▶ [WHAT NEEDS TO BE DONE]: Transcribe the records exactly. Pictures do not belong in the transcription.

Stored entries
* * * *

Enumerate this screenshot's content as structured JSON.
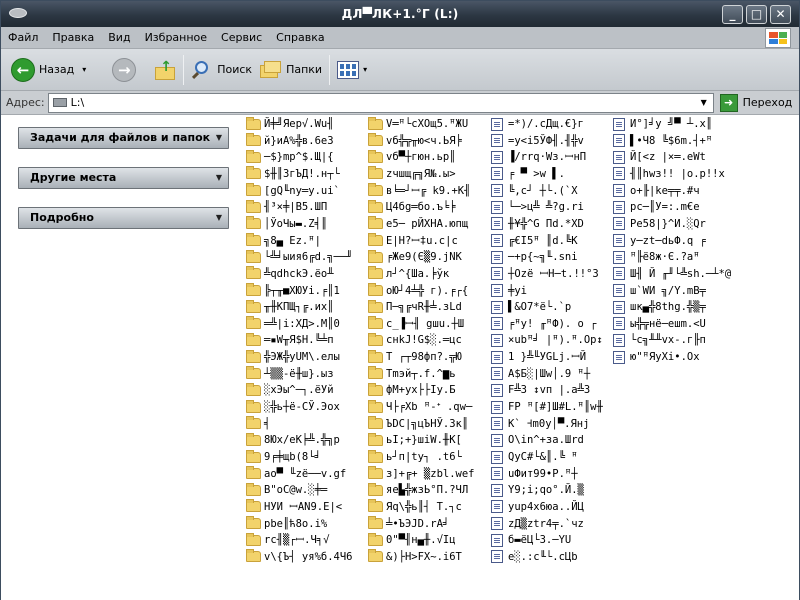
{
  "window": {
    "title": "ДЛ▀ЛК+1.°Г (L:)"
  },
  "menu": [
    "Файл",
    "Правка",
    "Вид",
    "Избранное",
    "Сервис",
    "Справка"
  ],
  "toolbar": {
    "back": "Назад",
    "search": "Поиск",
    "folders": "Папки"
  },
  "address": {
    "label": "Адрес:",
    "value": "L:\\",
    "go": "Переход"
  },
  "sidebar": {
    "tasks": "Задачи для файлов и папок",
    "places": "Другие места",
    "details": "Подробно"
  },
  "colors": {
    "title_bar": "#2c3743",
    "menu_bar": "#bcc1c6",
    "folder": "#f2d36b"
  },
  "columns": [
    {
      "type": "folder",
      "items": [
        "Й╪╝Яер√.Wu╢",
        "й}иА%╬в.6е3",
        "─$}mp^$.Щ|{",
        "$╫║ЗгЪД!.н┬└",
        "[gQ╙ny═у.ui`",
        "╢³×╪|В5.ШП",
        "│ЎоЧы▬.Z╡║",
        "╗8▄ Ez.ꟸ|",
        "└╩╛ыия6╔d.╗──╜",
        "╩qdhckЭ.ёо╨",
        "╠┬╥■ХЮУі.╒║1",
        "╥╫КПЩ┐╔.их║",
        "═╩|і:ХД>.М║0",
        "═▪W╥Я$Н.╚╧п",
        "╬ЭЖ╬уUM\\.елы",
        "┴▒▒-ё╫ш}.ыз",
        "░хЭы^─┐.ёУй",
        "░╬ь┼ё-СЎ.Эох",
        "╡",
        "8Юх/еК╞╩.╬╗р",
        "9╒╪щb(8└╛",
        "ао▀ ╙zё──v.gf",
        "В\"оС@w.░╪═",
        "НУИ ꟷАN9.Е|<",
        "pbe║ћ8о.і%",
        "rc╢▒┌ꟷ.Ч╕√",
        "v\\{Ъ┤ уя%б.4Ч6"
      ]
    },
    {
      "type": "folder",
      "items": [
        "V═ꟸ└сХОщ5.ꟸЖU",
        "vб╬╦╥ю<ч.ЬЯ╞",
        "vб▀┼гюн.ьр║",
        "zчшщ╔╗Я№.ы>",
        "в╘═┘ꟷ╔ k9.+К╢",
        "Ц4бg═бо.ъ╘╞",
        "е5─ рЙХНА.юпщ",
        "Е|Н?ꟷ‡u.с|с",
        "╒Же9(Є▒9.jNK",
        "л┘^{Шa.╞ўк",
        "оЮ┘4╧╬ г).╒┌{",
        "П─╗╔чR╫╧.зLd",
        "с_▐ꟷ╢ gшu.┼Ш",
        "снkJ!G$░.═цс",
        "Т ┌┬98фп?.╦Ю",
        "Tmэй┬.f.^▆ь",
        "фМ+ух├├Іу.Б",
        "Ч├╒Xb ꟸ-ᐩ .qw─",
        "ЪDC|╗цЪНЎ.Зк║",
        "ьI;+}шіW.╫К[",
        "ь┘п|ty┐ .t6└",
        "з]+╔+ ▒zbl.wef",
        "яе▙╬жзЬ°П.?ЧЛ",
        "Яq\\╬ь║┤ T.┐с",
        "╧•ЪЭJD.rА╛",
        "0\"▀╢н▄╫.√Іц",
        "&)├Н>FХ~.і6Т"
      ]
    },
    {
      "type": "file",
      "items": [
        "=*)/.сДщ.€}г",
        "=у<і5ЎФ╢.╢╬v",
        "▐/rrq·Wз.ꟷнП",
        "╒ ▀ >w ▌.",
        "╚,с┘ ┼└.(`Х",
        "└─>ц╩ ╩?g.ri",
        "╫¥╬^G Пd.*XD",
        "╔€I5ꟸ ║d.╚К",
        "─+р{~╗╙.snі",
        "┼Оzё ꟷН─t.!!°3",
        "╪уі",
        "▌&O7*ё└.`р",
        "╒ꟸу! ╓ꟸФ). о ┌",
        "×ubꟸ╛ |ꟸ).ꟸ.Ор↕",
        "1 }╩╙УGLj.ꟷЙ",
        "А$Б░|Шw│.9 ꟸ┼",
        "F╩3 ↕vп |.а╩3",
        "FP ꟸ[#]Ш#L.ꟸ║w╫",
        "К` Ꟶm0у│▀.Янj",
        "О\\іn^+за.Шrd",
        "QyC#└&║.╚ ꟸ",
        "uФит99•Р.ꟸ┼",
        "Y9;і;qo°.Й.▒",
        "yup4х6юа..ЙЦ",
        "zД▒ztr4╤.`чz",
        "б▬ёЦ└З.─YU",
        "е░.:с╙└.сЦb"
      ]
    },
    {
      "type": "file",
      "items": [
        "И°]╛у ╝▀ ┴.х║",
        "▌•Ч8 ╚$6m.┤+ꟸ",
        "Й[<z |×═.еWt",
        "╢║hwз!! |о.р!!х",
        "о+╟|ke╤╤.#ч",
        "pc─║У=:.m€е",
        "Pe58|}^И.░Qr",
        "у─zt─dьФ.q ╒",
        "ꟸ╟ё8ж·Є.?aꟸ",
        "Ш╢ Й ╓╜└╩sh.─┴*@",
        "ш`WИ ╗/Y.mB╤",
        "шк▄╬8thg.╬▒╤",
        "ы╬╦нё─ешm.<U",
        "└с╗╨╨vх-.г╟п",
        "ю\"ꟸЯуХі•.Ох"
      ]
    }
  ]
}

* * * *

▶ [FINAL RESULT]:
Enumerate this screenshot's content as structured JSON.
{
  "window": {
    "title": "ДЛ▀ЛК+1.°Г (L:)"
  },
  "menu": [
    "Файл",
    "Правка",
    "Вид",
    "Избранное",
    "Сервис",
    "Справка"
  ],
  "toolbar": {
    "back": "Назад",
    "search": "Поиск",
    "folders": "Папки"
  },
  "address": {
    "label": "Адрес:",
    "value": "L:\\",
    "go": "Переход"
  },
  "sidebar": {
    "tasks": "Задачи для файлов и папок",
    "places": "Другие места",
    "details": "Подробно"
  },
  "colors": {
    "title_bar": "#2c3743",
    "menu_bar": "#bcc1c6",
    "folder": "#f2d36b"
  },
  "columns": [
    {
      "type": "folder",
      "items": [
        "Й╪╝Яер√.Wu╢",
        "й}иА%╬в.6е3",
        "─$}mp^$.Щ|{",
        "$╫║ЗгЪД!.н┬└",
        "[gQ╙ny═у.ui`",
        "╢³×╪|В5.ШП",
        "│ЎоЧы▬.Z╡║",
        "╗8▄ Ez.ꟸ|",
        "└╩╛ыия6╔d.╗──╜",
        "╩qdhckЭ.ёо╨",
        "╠┬╥■ХЮУі.╒║1",
        "╥╫КПЩ┐╔.их║",
        "═╩|і:ХД>.М║0",
        "═▪W╥Я$Н.╚╧п",
        "╬ЭЖ╬уUM\\.елы",
        "┴▒▒-ё╫ш}.ыз",
        "░хЭы^─┐.ёУй",
        "░╬ь┼ё-СЎ.Эох",
        "╡",
        "8Юх/еК╞╩.╬╗р",
        "9╒╪щb(8└╛",
        "ао▀ ╙zё──v.gf",
        "В\"оС@w.░╪═",
        "НУИ ꟷАN9.Е|<",
        "pbe║ћ8о.і%",
        "rc╢▒┌ꟷ.Ч╕√",
        "v\\{Ъ┤ уя%б.4Ч6"
      ]
    },
    {
      "type": "folder",
      "items": [
        "V═ꟸ└сХОщ5.ꟸЖU",
        "vб╬╦╥ю<ч.ЬЯ╞",
        "vб▀┼гюн.ьр║",
        "zчшщ╔╗Я№.ы>",
        "в╘═┘ꟷ╔ k9.+К╢",
        "Ц4бg═бо.ъ╘╞",
        "е5─ рЙХНА.юпщ",
        "Е|Н?ꟷ‡u.с|с",
        "╒Же9(Є▒9.jNK",
        "л┘^{Шa.╞ўк",
        "оЮ┘4╧╬ г).╒┌{",
        "П─╗╔чR╫╧.зLd",
        "с_▐ꟷ╢ gшu.┼Ш",
        "снkJ!G$░.═цс",
        "Т ┌┬98фп?.╦Ю",
        "Tmэй┬.f.^▆ь",
        "фМ+ух├├Іу.Б",
        "Ч├╒Xb ꟸ-ᐩ .qw─",
        "ЪDC|╗цЪНЎ.Зк║",
        "ьI;+}шіW.╫К[",
        "ь┘п|ty┐ .t6└",
        "з]+╔+ ▒zbl.wef",
        "яе▙╬жзЬ°П.?ЧЛ",
        "Яq\\╬ь║┤ T.┐с",
        "╧•ЪЭJD.rА╛",
        "0\"▀╢н▄╫.√Іц",
        "&)├Н>FХ~.і6Т"
      ]
    },
    {
      "type": "file",
      "items": [
        "=*)/.сДщ.€}г",
        "=у<і5ЎФ╢.╢╬v",
        "▐/rrq·Wз.ꟷнП",
        "╒ ▀ >w ▌.",
        "╚,с┘ ┼└.(`Х",
        "└─>ц╩ ╩?g.ri",
        "╫¥╬^G Пd.*XD",
        "╔€I5ꟸ ║d.╚К",
        "─+р{~╗╙.snі",
        "┼Оzё ꟷН─t.!!°3",
        "╪уі",
        "▌&O7*ё└.`р",
        "╒ꟸу! ╓ꟸФ). о ┌",
        "×ubꟸ╛ |ꟸ).ꟸ.Ор↕",
        "1 }╩╙УGLj.ꟷЙ",
        "А$Б░|Шw│.9 ꟸ┼",
        "F╩3 ↕vп |.а╩3",
        "FP ꟸ[#]Ш#L.ꟸ║w╫",
        "К` Ꟶm0у│▀.Янj",
        "О\\іn^+за.Шrd",
        "QyC#└&║.╚ ꟸ",
        "uФит99•Р.ꟸ┼",
        "Y9;і;qo°.Й.▒",
        "yup4х6юа..ЙЦ",
        "zД▒ztr4╤.`чz",
        "б▬ёЦ└З.─YU",
        "е░.:с╙└.сЦb"
      ]
    },
    {
      "type": "file",
      "items": [
        "И°]╛у ╝▀ ┴.х║",
        "▌•Ч8 ╚$6m.┤+ꟸ",
        "Й[<z |×═.еWt",
        "╢║hwз!! |о.р!!х",
        "о+╟|ke╤╤.#ч",
        "pc─║У=:.m€е",
        "Pe58|}^И.░Qr",
        "у─zt─dьФ.q ╒",
        "ꟸ╟ё8ж·Є.?aꟸ",
        "Ш╢ Й ╓╜└╩sh.─┴*@",
        "ш`WИ ╗/Y.mB╤",
        "шк▄╬8thg.╬▒╤",
        "ы╬╦нё─ешm.<U",
        "└с╗╨╨vх-.г╟п",
        "ю\"ꟸЯуХі•.Ох"
      ]
    }
  ]
}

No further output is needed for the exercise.